BEGIN Excerpted data

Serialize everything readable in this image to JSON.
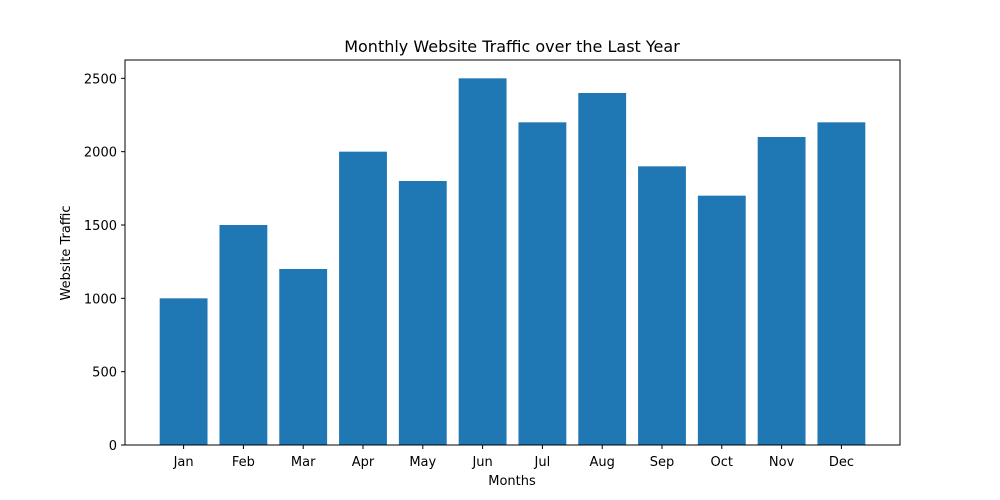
{
  "chart_data": {
    "type": "bar",
    "title": "Monthly Website Traffic over the Last Year",
    "xlabel": "Months",
    "ylabel": "Website Traffic",
    "categories": [
      "Jan",
      "Feb",
      "Mar",
      "Apr",
      "May",
      "Jun",
      "Jul",
      "Aug",
      "Sep",
      "Oct",
      "Nov",
      "Dec"
    ],
    "values": [
      1000,
      1500,
      1200,
      2000,
      1800,
      2500,
      2200,
      2400,
      1900,
      1700,
      2100,
      2200
    ],
    "ylim": [
      0,
      2625
    ],
    "yticks": [
      0,
      500,
      1000,
      1500,
      2000,
      2500
    ],
    "grid": false,
    "bar_color": "#1f77b4"
  }
}
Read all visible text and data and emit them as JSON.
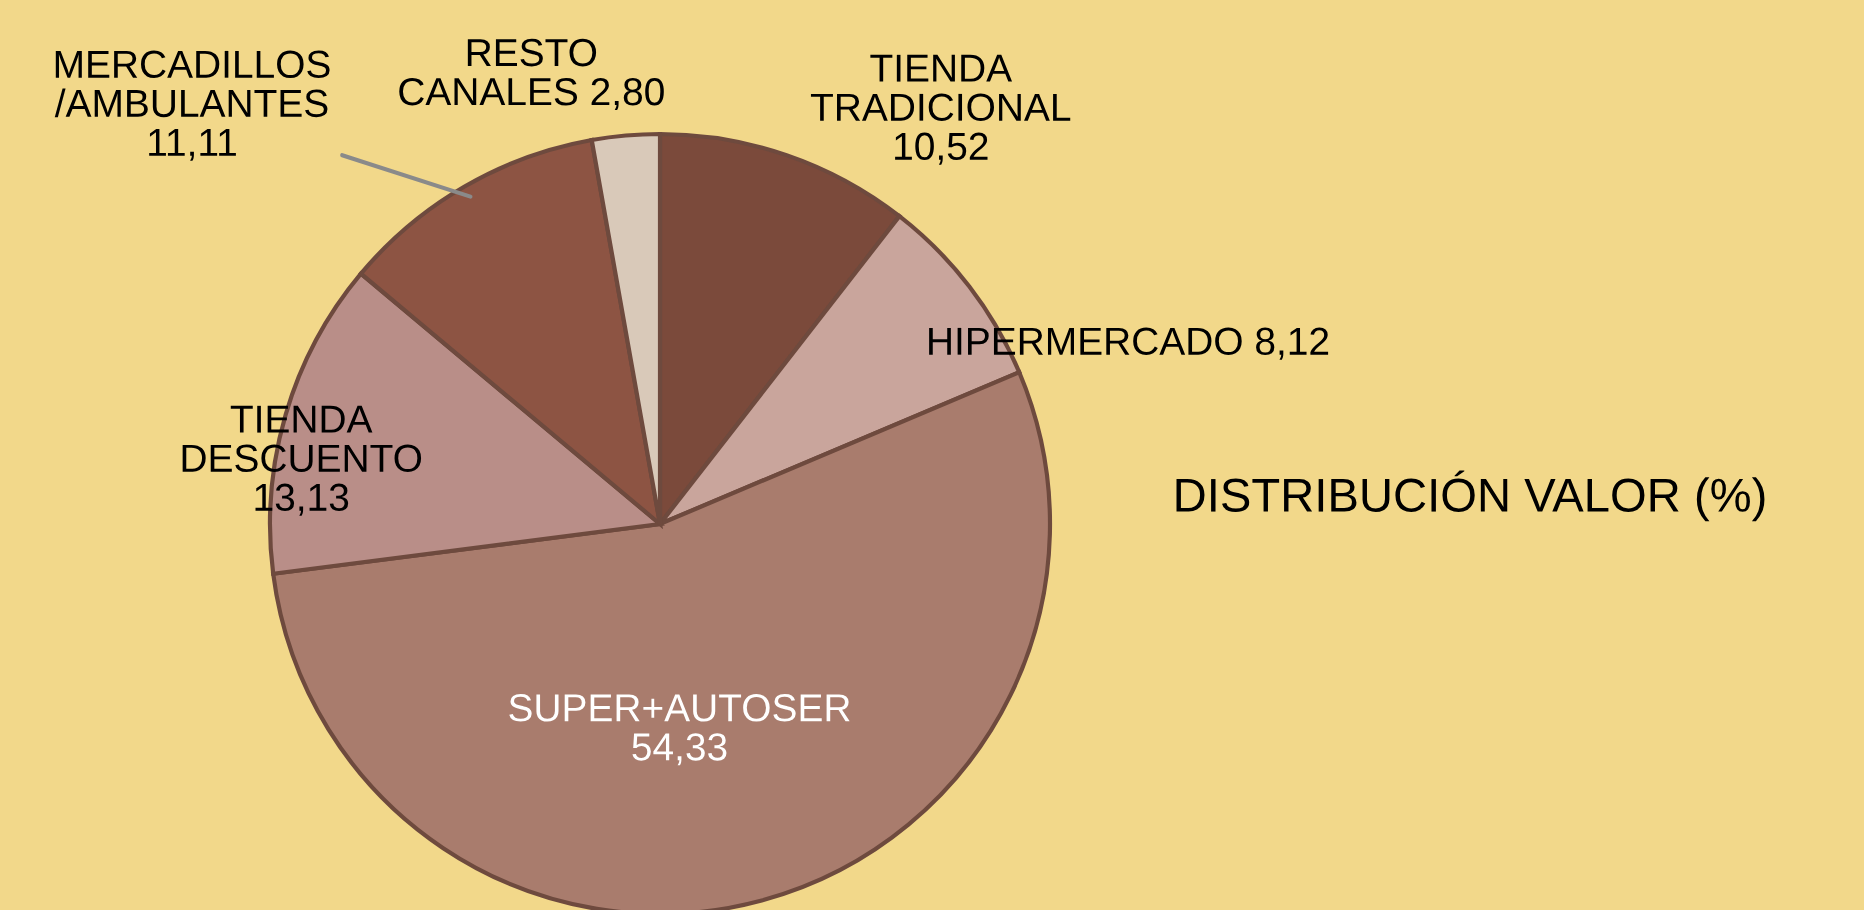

END Excerpted data

**Task requirements**
Take the records above and transcribe them exactly, dropping every picture.

**Solution for this task**
Serialize everything readable in this image to JSON.
{
  "chart_data": {
    "type": "bar",
    "title": "Monthly Website Traffic over the Last Year",
    "xlabel": "Months",
    "ylabel": "Website Traffic",
    "categories": [
      "Jan",
      "Feb",
      "Mar",
      "Apr",
      "May",
      "Jun",
      "Jul",
      "Aug",
      "Sep",
      "Oct",
      "Nov",
      "Dec"
    ],
    "values": [
      1000,
      1500,
      1200,
      2000,
      1800,
      2500,
      2200,
      2400,
      1900,
      1700,
      2100,
      2200
    ],
    "ylim": [
      0,
      2625
    ],
    "yticks": [
      0,
      500,
      1000,
      1500,
      2000,
      2500
    ],
    "grid": false,
    "bar_color": "#1f77b4"
  }
}
Read all visible text and data and emit them as JSON.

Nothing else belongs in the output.